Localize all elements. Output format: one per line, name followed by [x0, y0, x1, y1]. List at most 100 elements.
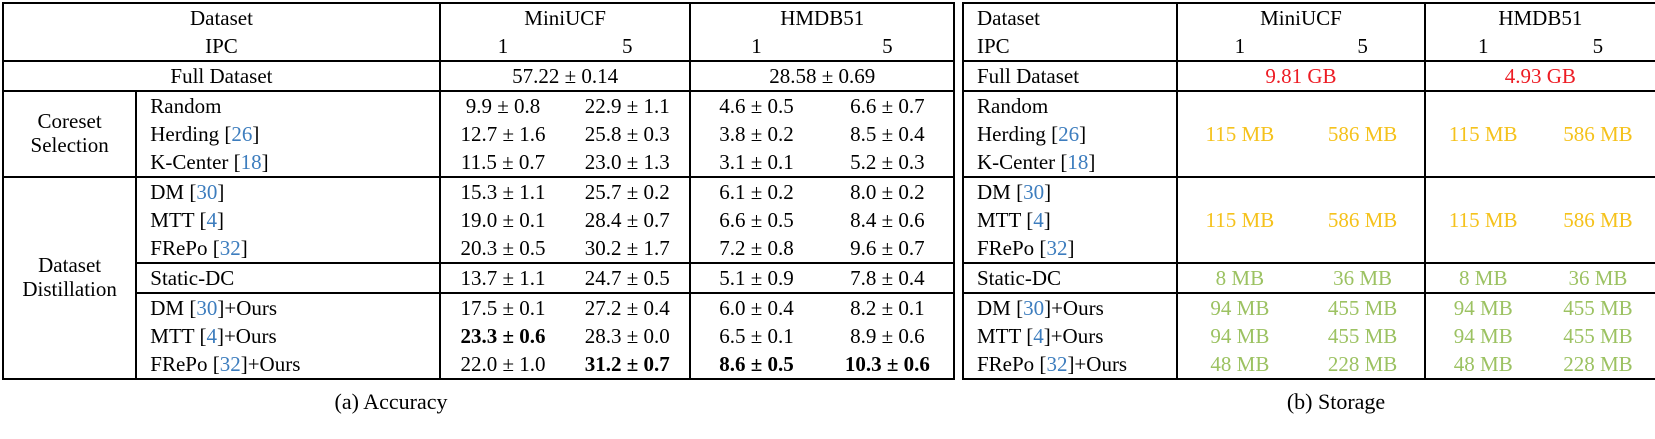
- storage-value: 94 MB: [1176, 322, 1302, 350]
- storage-value: 8 MB: [1176, 262, 1302, 293]
- accuracy-value: 8.4 ± 0.6: [850, 207, 925, 232]
- header-col-miniucf: MiniUCF: [1176, 3, 1425, 32]
- storage-value: 115 MB: [1176, 176, 1302, 263]
- method-label-suffix: ]: [1079, 121, 1087, 146]
- method-label-suffix: ]+Ours: [216, 323, 277, 348]
- accuracy-value: 27.2 ± 0.4: [584, 295, 670, 320]
- citation-link[interactable]: 32: [1046, 351, 1068, 376]
- storage-value: 455 MB: [1563, 323, 1633, 348]
- accuracy-value: 22.0 ± 1.0: [438, 350, 566, 379]
- accuracy-caption: (a) Accuracy: [334, 389, 448, 414]
- accuracy-value: 17.5 ± 0.1: [438, 293, 566, 322]
- method-label: FRePo [: [977, 235, 1047, 260]
- storage-value: 586 MB: [1563, 121, 1633, 146]
- method-label: Random: [977, 93, 1049, 118]
- accuracy-table: Dataset MiniUCF HMDB51 IPC 1 5 1 5 Full Dataset 5…: [2, 2, 955, 380]
- citation-link[interactable]: 26: [231, 121, 253, 146]
- method-label-suffix: ]+Ours: [217, 295, 278, 320]
- header-col-miniucf: MiniUCF: [438, 3, 691, 32]
- method-label: K-Center [: [150, 149, 241, 174]
- storage-value: 228 MB: [1327, 351, 1398, 376]
- method-label-suffix: ]+Ours: [1067, 351, 1128, 376]
- accuracy-value: 15.3 ± 1.1: [438, 176, 566, 206]
- method-cell: MTT [4]: [135, 206, 440, 234]
- storage-caption: (b) Storage: [1286, 389, 1386, 414]
- citation-link[interactable]: 4: [1033, 207, 1044, 232]
- method-cell: Static-DC: [963, 262, 1178, 293]
- accuracy-value: 25.7 ± 0.2: [565, 176, 691, 206]
- method-label-suffix: ]+Ours: [1044, 295, 1104, 320]
- header-ipc-label: IPC: [3, 32, 440, 62]
- storage-value: 115 MB: [1423, 176, 1541, 263]
- citation-link[interactable]: 30: [1023, 295, 1045, 320]
- header-ipc-value: 5: [1540, 32, 1655, 62]
- storage-value: 8 MB: [1423, 262, 1541, 293]
- accuracy-value: 31.2 ± 0.7: [584, 351, 670, 376]
- accuracy-value: 23.3 ± 0.6: [438, 322, 566, 350]
- storage-value: 455 MB: [1327, 323, 1398, 348]
- full-dataset-value: 28.58 ± 0.69: [689, 61, 954, 92]
- citation-link[interactable]: 4: [1033, 323, 1044, 348]
- accuracy-value: 6.6 ± 0.7: [850, 93, 925, 118]
- method-label: Herding [: [150, 121, 232, 146]
- storage-value: 586 MB: [1301, 176, 1425, 263]
- figure: Dataset MiniUCF HMDB51 IPC 1 5 1 5 Full Dataset 5…: [2, 2, 1655, 415]
- method-cell: Random: [135, 91, 440, 120]
- method-label-suffix: ]+Ours: [240, 351, 301, 376]
- method-cell: DM [30]: [135, 176, 440, 206]
- method-cell: FRePo [32]+Ours: [135, 350, 440, 379]
- storage-value: 115 MB: [1423, 91, 1541, 177]
- header-ipc-label: IPC: [963, 32, 1178, 62]
- accuracy-value: 11.5 ± 0.7: [438, 148, 566, 178]
- accuracy-value: 3.8 ± 0.2: [689, 120, 822, 148]
- storage-value: 455 MB: [1540, 292, 1655, 322]
- method-cell: FRePo [32]: [963, 234, 1177, 263]
- method-label: Random: [150, 93, 222, 118]
- citation-link[interactable]: 32: [1046, 235, 1068, 260]
- method-label: MTT [: [977, 207, 1034, 232]
- storage-value: 48 MB: [1423, 350, 1541, 379]
- storage-panel: Dataset MiniUCF HMDB51 IPC 1 5 1 5 Full Dataset 9…: [962, 2, 1655, 415]
- accuracy-value: 13.7 ± 1.1: [438, 263, 566, 294]
- citation-link[interactable]: 32: [219, 235, 241, 260]
- method-label-suffix: ]: [252, 121, 260, 146]
- accuracy-value: 6.1 ± 0.2: [689, 176, 822, 206]
- row-group-label: Dataset Distillation: [3, 176, 137, 379]
- method-cell: Herding [26]: [963, 120, 1177, 148]
- method-label-suffix: ]: [216, 207, 224, 232]
- storage-value: 586 MB: [1540, 176, 1655, 263]
- method-cell: MTT [4]: [963, 206, 1177, 234]
- citation-link[interactable]: 4: [206, 207, 217, 232]
- accuracy-value: 6.6 ± 0.5: [689, 206, 822, 234]
- citation-link[interactable]: 32: [219, 351, 241, 376]
- accuracy-value: 7.2 ± 0.8: [689, 234, 822, 264]
- storage-value: 455 MB: [1301, 292, 1425, 322]
- accuracy-value: 12.7 ± 1.6: [438, 120, 566, 148]
- accuracy-value: 20.3 ± 0.5: [438, 234, 566, 264]
- citation-link[interactable]: 26: [1058, 121, 1080, 146]
- accuracy-value: 19.0 ± 0.1: [438, 206, 566, 234]
- citation-link[interactable]: 4: [206, 323, 217, 348]
- method-label: DM [: [977, 295, 1024, 320]
- accuracy-value: 8.2 ± 0.1: [850, 295, 925, 320]
- header-ipc-value: 5: [565, 32, 691, 62]
- citation-link[interactable]: 30: [196, 179, 218, 204]
- citation-link[interactable]: 18: [240, 149, 262, 174]
- citation-link[interactable]: 30: [1023, 179, 1045, 204]
- method-cell: FRePo [32]: [135, 234, 440, 264]
- full-dataset-value: 57.22 ± 0.14: [438, 61, 691, 92]
- header-ipc-value: 1: [689, 32, 822, 62]
- header-dataset-label: Dataset: [977, 5, 1040, 30]
- method-cell: DM [30]+Ours: [135, 293, 440, 322]
- method-cell: Static-DC: [135, 263, 440, 294]
- storage-value: 36 MB: [1540, 262, 1655, 293]
- method-label: Static-DC: [150, 265, 235, 290]
- method-label: MTT [: [977, 323, 1034, 348]
- citation-link[interactable]: 18: [1067, 149, 1089, 174]
- storage-value: 228 MB: [1563, 351, 1633, 376]
- accuracy-value: 8.6 ± 0.5: [689, 350, 822, 379]
- accuracy-value: 30.2 ± 1.7: [565, 234, 691, 264]
- method-label: MTT [: [150, 207, 207, 232]
- citation-link[interactable]: 30: [196, 295, 218, 320]
- storage-value: 94 MB: [1176, 292, 1302, 322]
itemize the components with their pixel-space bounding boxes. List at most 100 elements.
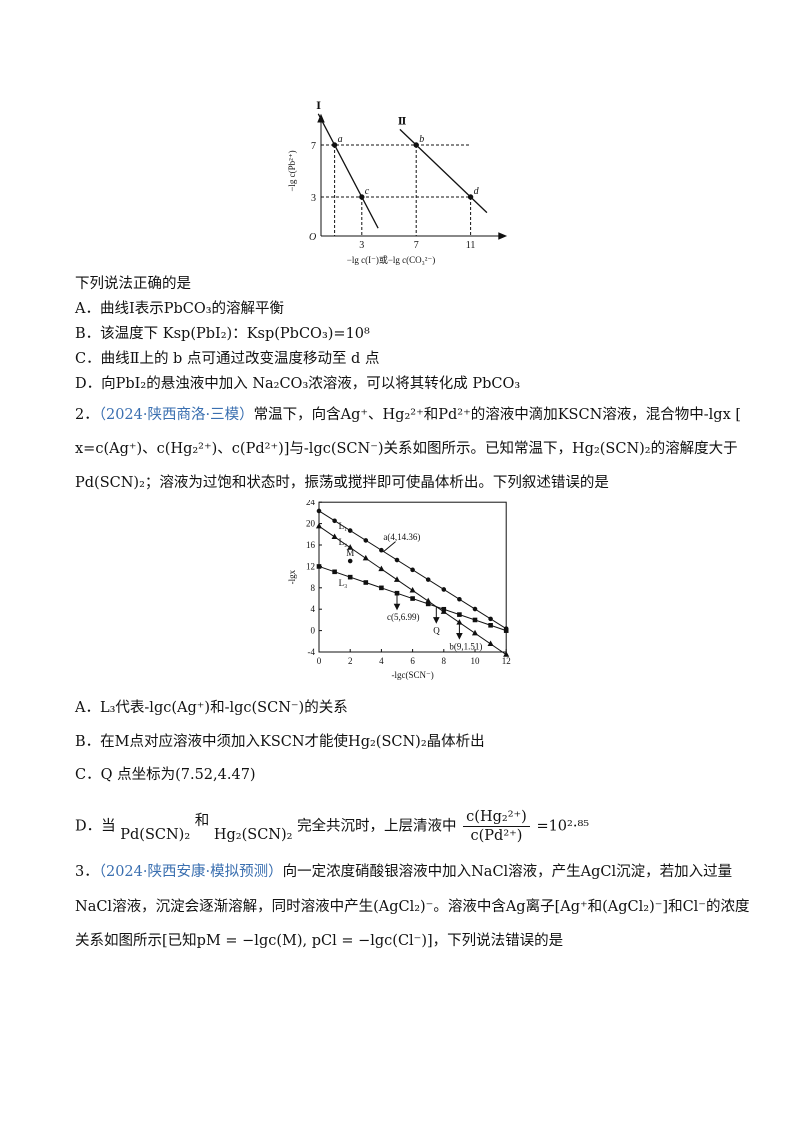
series-line-1 [317,113,379,229]
marker-1 [457,596,462,602]
series-label-1: L₁ [339,521,348,531]
marker-1 [488,616,493,622]
x-tick-label: 12 [502,656,511,666]
marker-2 [331,533,338,540]
q2-source: （2024·陕西商洛·三模） [98,407,254,423]
point-label-d: d [474,186,480,197]
annotation-arrowhead [433,617,440,624]
marker-3 [441,606,447,612]
marker-2 [409,586,416,593]
y-tick-label: 3 [311,193,316,204]
x-axis-label: −lg c(I⁻)或−lg c(CO₃²⁻) [347,254,435,265]
point-c [359,194,365,200]
marker-1 [425,577,431,582]
x-tick-label: 6 [410,656,415,666]
y-tick-label: 0 [311,626,316,636]
x-tick-label: 0 [317,656,322,666]
q2-option-d: D．当 Pd(SCN)₂ 和 Hg₂(SCN)₂ 完全共沉时，上层清液中 c(H… [75,808,589,845]
q2-d-fraction: c(Hg₂²⁺) c(Pd²⁺) [463,808,530,845]
q2-stem-line3: Pd(SCN)₂；溶液为过饱和状态时，振荡或搅拌即可使晶体析出。下列叙述错误的是 [75,475,609,491]
q2-number: 2． [75,407,99,423]
q1-option-c: C．曲线Ⅱ上的 b 点可通过改变温度移动至 d 点 [75,351,380,367]
q2-d-denominator: c(Pd²⁺) [470,828,523,844]
q2-d-pre: D．当 [75,818,116,835]
marker-2 [471,629,479,636]
q2-stem-line2: x=c(Ag⁺)、c(Hg₂²⁺)、c(Pd²⁺)]与-lgc(SCN⁻)关系如… [75,441,738,457]
x-axis-label: -lgc(SCN⁻) [391,670,433,680]
point-a [331,142,338,148]
q3-stem-line2: NaCl溶液，沉淀会逐渐溶解，同时溶液中产生(AgCl₂)⁻。溶液中含Ag离子[… [75,899,750,915]
marker-3 [410,596,415,601]
y-tick-label: 24 [306,500,316,507]
q2-text1: 常温下，向含Ag⁺、Hg₂²⁺和Pd²⁺的溶液中滴加KSCN溶液，混合物中-lg… [253,407,742,423]
origin-label: O [309,232,316,243]
marker-3 [503,628,509,633]
chart-pb-solubility: 3 7 11 3 7 O Ⅰ Ⅱa b c d −lg c(I⁻)或−lg c(CO₃²⁻) −lg c… [287,101,508,265]
q3-number: 3． [75,864,99,880]
q3-text1: 向一定浓度硝酸银溶液中加入NaCl溶液，产生AgCl沉淀，若加入过量 [282,864,733,880]
q2-d-post: 完全共沉时，上层清液中 [297,818,457,835]
marker-2 [393,576,401,582]
marker-1 [441,587,447,592]
marker-2 [315,522,323,529]
y-tick-label: 4 [311,604,316,614]
marker-3 [425,601,431,607]
point-b [413,142,419,148]
y-tick-label: 8 [311,583,316,593]
q3-stem-line3: 关系如图所示[已知pM = −lgc(M), pCl = −lgc(Cl⁻)]，… [75,933,564,949]
series-label-3: L₃ [339,578,348,588]
x-axis-arrow [498,232,508,240]
x-tick-label: 3 [359,240,364,251]
q2-d-pd: Pd(SCN)₂ [120,826,191,843]
x-tick-label: 8 [442,656,447,666]
y-tick-label: 12 [306,561,315,571]
point-label-a: a [338,134,343,145]
marker-2 [347,544,354,550]
x-tick-label: 11 [466,240,476,251]
q2-option-b: B．在M点对应溶液中须加入KSCN才能使Hg₂(SCN)₂晶体析出 [75,734,485,750]
marker-1 [379,547,384,553]
marker-1 [347,528,353,533]
marker-1 [332,518,337,524]
q2-d-value: =10²·⁸⁵ [536,818,590,835]
point-label-b: b [419,134,424,145]
x-tick-label: 10 [471,656,481,666]
x-tick-label: 7 [414,240,419,251]
marker-3 [472,617,478,623]
q2-stem-line1: 2．（2024·陕西商洛·三模）常温下，向含Ag⁺、Hg₂²⁺和Pd²⁺的溶液中… [75,404,741,426]
annotation-arrow [383,541,396,553]
x-tick-label: 4 [379,656,384,666]
y-axis-label: -lgx [287,569,297,584]
q2-d-numerator: c(Hg₂²⁺) [463,808,530,827]
x-tick-label: 2 [348,656,353,666]
series-label-2: L₂ [339,537,348,547]
series-label-1: Ⅰ [316,101,321,112]
y-tick-label: -4 [308,647,316,657]
point-label-M: M [346,548,354,558]
y-tick-label: 20 [306,519,316,529]
marker-2 [503,651,510,657]
marker-3 [316,564,322,569]
y-tick-label: 16 [306,540,316,550]
marker-3 [332,569,337,575]
marker-3 [363,580,369,585]
point-M [347,558,353,564]
q2-d-hg: Hg₂(SCN)₂ [213,826,293,843]
marker-3 [457,612,462,617]
marker-1 [472,606,478,612]
point-label-c: c [365,186,370,197]
marker-1 [316,508,322,514]
q3-stem-line1: 3．（2024·陕西安康·模拟预测）向一定浓度硝酸银溶液中加入NaCl溶液，产生… [75,861,732,883]
annotation-label: b(9,1.51) [449,642,482,652]
q2-option-a: A．L₃代表-lgc(Ag⁺)和-lgc(SCN⁻)的关系 [75,700,348,716]
annotation-label: a(4,14.36) [383,532,420,542]
marker-2 [362,554,369,561]
q2-d-and: 和 [194,812,210,829]
marker-1 [363,538,369,543]
series-line-2 [399,128,488,214]
q1-intro: 下列说法正确的是 [75,276,191,292]
annotation-arrowhead [456,633,463,640]
annotation-arrowhead [393,603,401,611]
chart-scn-lgx: 0 2 4 6 8 10 12-404812162024L₁L₂L₃a(4,14.36)c(… [287,500,511,680]
q1-option-a: A．曲线Ⅰ表示PbCO₃的溶解平衡 [75,301,285,317]
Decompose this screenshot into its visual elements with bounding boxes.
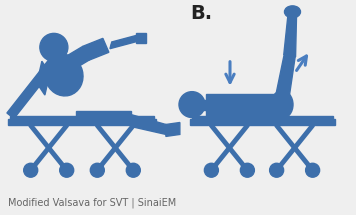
Circle shape xyxy=(24,163,38,177)
Circle shape xyxy=(240,163,255,177)
Ellipse shape xyxy=(45,54,83,96)
Polygon shape xyxy=(110,38,138,49)
Polygon shape xyxy=(192,115,333,118)
Polygon shape xyxy=(202,100,208,110)
Circle shape xyxy=(126,163,140,177)
Polygon shape xyxy=(63,46,89,72)
Circle shape xyxy=(179,92,205,118)
Text: B.: B. xyxy=(190,4,212,23)
Polygon shape xyxy=(76,111,131,123)
Polygon shape xyxy=(136,33,146,43)
Polygon shape xyxy=(211,115,266,123)
Polygon shape xyxy=(83,38,109,60)
Polygon shape xyxy=(206,94,276,115)
Circle shape xyxy=(269,163,284,177)
Text: Modified Valsava for SVT | SinaiEM: Modified Valsava for SVT | SinaiEM xyxy=(8,198,176,208)
Polygon shape xyxy=(111,35,139,45)
Circle shape xyxy=(60,163,74,177)
Polygon shape xyxy=(7,60,56,118)
Circle shape xyxy=(40,33,68,61)
Polygon shape xyxy=(37,61,50,95)
Polygon shape xyxy=(131,115,166,134)
Polygon shape xyxy=(284,11,297,57)
Polygon shape xyxy=(189,118,335,126)
Ellipse shape xyxy=(271,91,293,118)
Circle shape xyxy=(90,163,104,177)
Ellipse shape xyxy=(284,6,300,18)
Polygon shape xyxy=(166,123,180,137)
Polygon shape xyxy=(274,55,295,106)
Polygon shape xyxy=(10,115,154,118)
Circle shape xyxy=(204,163,218,177)
Circle shape xyxy=(305,163,320,177)
Polygon shape xyxy=(8,118,156,126)
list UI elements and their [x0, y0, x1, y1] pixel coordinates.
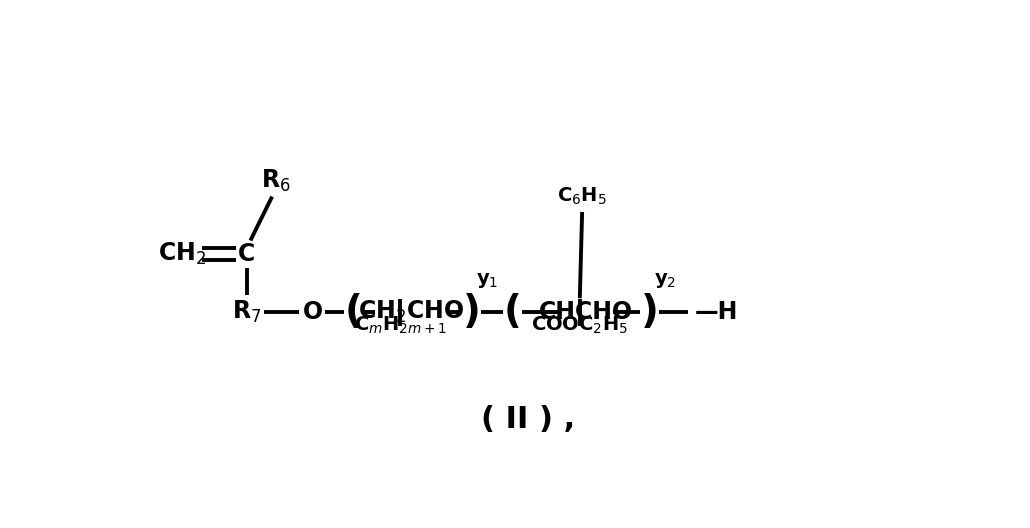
Text: ( II ) ,: ( II ) ,	[481, 406, 575, 435]
Text: CH$_2$CHO: CH$_2$CHO	[358, 299, 465, 325]
Text: (: (	[345, 293, 363, 331]
Text: (: (	[504, 293, 521, 331]
Text: C: C	[238, 242, 255, 266]
Text: R$_7$: R$_7$	[232, 299, 262, 325]
Text: —H: —H	[694, 300, 737, 324]
Text: ): )	[641, 293, 658, 331]
Text: R$_6$: R$_6$	[261, 168, 290, 194]
Text: CHCHO: CHCHO	[539, 300, 633, 324]
Text: CH$_2$: CH$_2$	[159, 241, 206, 267]
Text: COOC$_2$H$_5$: COOC$_2$H$_5$	[531, 315, 628, 336]
Text: ): )	[462, 293, 480, 331]
Text: y$_2$: y$_2$	[654, 271, 676, 290]
Text: C$_6$H$_5$: C$_6$H$_5$	[557, 186, 607, 207]
Text: C$_m$H$_{2m+1}$: C$_m$H$_{2m+1}$	[353, 315, 446, 336]
Text: y$_1$: y$_1$	[476, 271, 497, 290]
Text: O: O	[303, 300, 323, 324]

Instructions for the task:
Retype the lines from the line with "series-line-1 [317,113,379,229]" up to and including the line with "marker-2 [471,629,479,636]" with nothing changed.

Result for this task:
series-line-1 [317,113,379,229]
marker-1 [457,596,462,602]
series-label-1: L₁ [339,521,348,531]
marker-1 [488,616,493,622]
x-tick-label: 12 [502,656,511,666]
marker-2 [331,533,338,540]
q2-source: （2024·陕西商洛·三模） [98,407,254,423]
point-label-d: d [474,186,480,197]
annotation-arrowhead [433,617,440,624]
marker-3 [441,606,447,612]
marker-2 [409,586,416,593]
y-tick-label: 3 [311,193,316,204]
x-axis-label: −lg c(I⁻)或−lg c(CO₃²⁻) [347,254,435,265]
point-c [359,194,365,200]
marker-1 [425,577,431,582]
x-tick-label: 6 [410,656,415,666]
y-tick-label: 0 [311,626,316,636]
x-tick-label: 0 [317,656,322,666]
q2-option-d: D．当 Pd(SCN)₂ 和 Hg₂(SCN)₂ 完全共沉时，上层清液中 c(H… [75,808,589,845]
q2-d-fraction: c(Hg₂²⁺) c(Pd²⁺) [463,808,530,845]
q2-stem-line3: Pd(SCN)₂；溶液为过饱和状态时，振荡或搅拌即可使晶体析出。下列叙述错误的是 [75,475,609,491]
q2-number: 2． [75,407,99,423]
q1-option-c: C．曲线Ⅱ上的 b 点可通过改变温度移动至 d 点 [75,351,380,367]
q2-d-denominator: c(Pd²⁺) [470,828,523,844]
q2-d-pre: D．当 [75,818,116,835]
marker-2 [471,629,479,636]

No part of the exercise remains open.